◆ **THE DATA**

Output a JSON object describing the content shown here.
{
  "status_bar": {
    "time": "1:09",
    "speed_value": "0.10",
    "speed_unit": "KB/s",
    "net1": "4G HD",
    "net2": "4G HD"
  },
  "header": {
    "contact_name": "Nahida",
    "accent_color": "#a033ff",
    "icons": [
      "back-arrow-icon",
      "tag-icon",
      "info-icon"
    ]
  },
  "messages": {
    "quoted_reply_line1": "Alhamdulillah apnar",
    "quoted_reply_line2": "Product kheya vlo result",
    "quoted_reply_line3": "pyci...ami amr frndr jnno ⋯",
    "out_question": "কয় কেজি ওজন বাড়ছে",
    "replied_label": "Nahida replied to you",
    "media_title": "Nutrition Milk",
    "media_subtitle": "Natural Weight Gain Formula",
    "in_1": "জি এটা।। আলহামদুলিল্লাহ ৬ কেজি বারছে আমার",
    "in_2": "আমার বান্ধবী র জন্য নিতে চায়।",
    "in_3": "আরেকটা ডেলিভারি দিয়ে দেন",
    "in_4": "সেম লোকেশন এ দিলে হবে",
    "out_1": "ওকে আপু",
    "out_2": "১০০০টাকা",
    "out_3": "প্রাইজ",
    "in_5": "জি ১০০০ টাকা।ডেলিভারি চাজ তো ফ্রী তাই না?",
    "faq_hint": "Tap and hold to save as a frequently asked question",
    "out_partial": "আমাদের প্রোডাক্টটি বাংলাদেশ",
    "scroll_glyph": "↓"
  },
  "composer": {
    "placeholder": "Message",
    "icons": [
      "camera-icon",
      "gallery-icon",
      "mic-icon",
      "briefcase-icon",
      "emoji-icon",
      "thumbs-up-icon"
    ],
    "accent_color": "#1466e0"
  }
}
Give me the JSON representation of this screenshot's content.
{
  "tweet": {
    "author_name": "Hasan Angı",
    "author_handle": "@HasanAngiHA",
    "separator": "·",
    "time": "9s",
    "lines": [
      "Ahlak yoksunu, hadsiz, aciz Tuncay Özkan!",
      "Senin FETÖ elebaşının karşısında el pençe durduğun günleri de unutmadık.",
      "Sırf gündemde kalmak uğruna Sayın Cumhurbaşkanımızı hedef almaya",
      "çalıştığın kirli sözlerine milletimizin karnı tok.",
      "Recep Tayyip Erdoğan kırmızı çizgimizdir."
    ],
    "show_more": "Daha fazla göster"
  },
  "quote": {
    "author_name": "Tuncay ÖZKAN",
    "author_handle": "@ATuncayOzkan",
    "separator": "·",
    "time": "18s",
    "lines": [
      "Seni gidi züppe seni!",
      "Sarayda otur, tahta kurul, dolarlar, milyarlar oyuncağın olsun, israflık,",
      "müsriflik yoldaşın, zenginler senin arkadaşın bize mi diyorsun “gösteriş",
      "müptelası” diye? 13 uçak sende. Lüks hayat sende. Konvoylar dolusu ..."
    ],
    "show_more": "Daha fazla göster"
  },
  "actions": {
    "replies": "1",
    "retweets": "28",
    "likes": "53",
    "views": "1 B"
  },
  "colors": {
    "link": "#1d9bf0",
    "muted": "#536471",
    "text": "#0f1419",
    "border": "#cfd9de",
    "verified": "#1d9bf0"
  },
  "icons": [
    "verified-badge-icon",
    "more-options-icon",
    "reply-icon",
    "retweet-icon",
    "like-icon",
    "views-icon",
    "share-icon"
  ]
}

◆ **AIM OF THE TASK**
Reproduce the listing in full. Keep it exactly as written.

◆ **SOLUTION**
Output a JSON object describing the content shown here.
{
  "status_bar": {
    "time": "1:09",
    "speed_value": "0.10",
    "speed_unit": "KB/s",
    "net1": "4G HD",
    "net2": "4G HD"
  },
  "header": {
    "contact_name": "Nahida",
    "accent_color": "#a033ff",
    "icons": [
      "back-arrow-icon",
      "tag-icon",
      "info-icon"
    ]
  },
  "messages": {
    "quoted_reply_line1": "Alhamdulillah apnar",
    "quoted_reply_line2": "Product kheya vlo result",
    "quoted_reply_line3": "pyci...ami amr frndr jnno ⋯",
    "out_question": "কয় কেজি ওজন বাড়ছে",
    "replied_label": "Nahida replied to you",
    "media_title": "Nutrition Milk",
    "media_subtitle": "Natural Weight Gain Formula",
    "in_1": "জি এটা।। আলহামদুলিল্লাহ ৬ কেজি বারছে আমার",
    "in_2": "আমার বান্ধবী র জন্য নিতে চায়।",
    "in_3": "আরেকটা ডেলিভারি দিয়ে দেন",
    "in_4": "সেম লোকেশন এ দিলে হবে",
    "out_1": "ওকে আপু",
    "out_2": "১০০০টাকা",
    "out_3": "প্রাইজ",
    "in_5": "জি ১০০০ টাকা।ডেলিভারি চাজ তো ফ্রী তাই না?",
    "faq_hint": "Tap and hold to save as a frequently asked question",
    "out_partial": "আমাদের প্রোডাক্টটি বাংলাদেশ",
    "scroll_glyph": "↓"
  },
  "composer": {
    "placeholder": "Message",
    "icons": [
      "camera-icon",
      "gallery-icon",
      "mic-icon",
      "briefcase-icon",
      "emoji-icon",
      "thumbs-up-icon"
    ],
    "accent_color": "#1466e0"
  }
}
Give me the JSON representation of this screenshot's content.
{
  "tweet": {
    "author_name": "Hasan Angı",
    "author_handle": "@HasanAngiHA",
    "separator": "·",
    "time": "9s",
    "lines": [
      "Ahlak yoksunu, hadsiz, aciz Tuncay Özkan!",
      "Senin FETÖ elebaşının karşısında el pençe durduğun günleri de unutmadık.",
      "Sırf gündemde kalmak uğruna Sayın Cumhurbaşkanımızı hedef almaya",
      "çalıştığın kirli sözlerine milletimizin karnı tok.",
      "Recep Tayyip Erdoğan kırmızı çizgimizdir."
    ],
    "show_more": "Daha fazla göster"
  },
  "quote": {
    "author_name": "Tuncay ÖZKAN",
    "author_handle": "@ATuncayOzkan",
    "separator": "·",
    "time": "18s",
    "lines": [
      "Seni gidi züppe seni!",
      "Sarayda otur, tahta kurul, dolarlar, milyarlar oyuncağın olsun, israflık,",
      "müsriflik yoldaşın, zenginler senin arkadaşın bize mi diyorsun “gösteriş",
      "müptelası” diye? 13 uçak sende. Lüks hayat sende. Konvoylar dolusu ..."
    ],
    "show_more": "Daha fazla göster"
  },
  "actions": {
    "replies": "1",
    "retweets": "28",
    "likes": "53",
    "views": "1 B"
  },
  "colors": {
    "link": "#1d9bf0",
    "muted": "#536471",
    "text": "#0f1419",
    "border": "#cfd9de",
    "verified": "#1d9bf0"
  },
  "icons": [
    "verified-badge-icon",
    "more-options-icon",
    "reply-icon",
    "retweet-icon",
    "like-icon",
    "views-icon",
    "share-icon"
  ]
}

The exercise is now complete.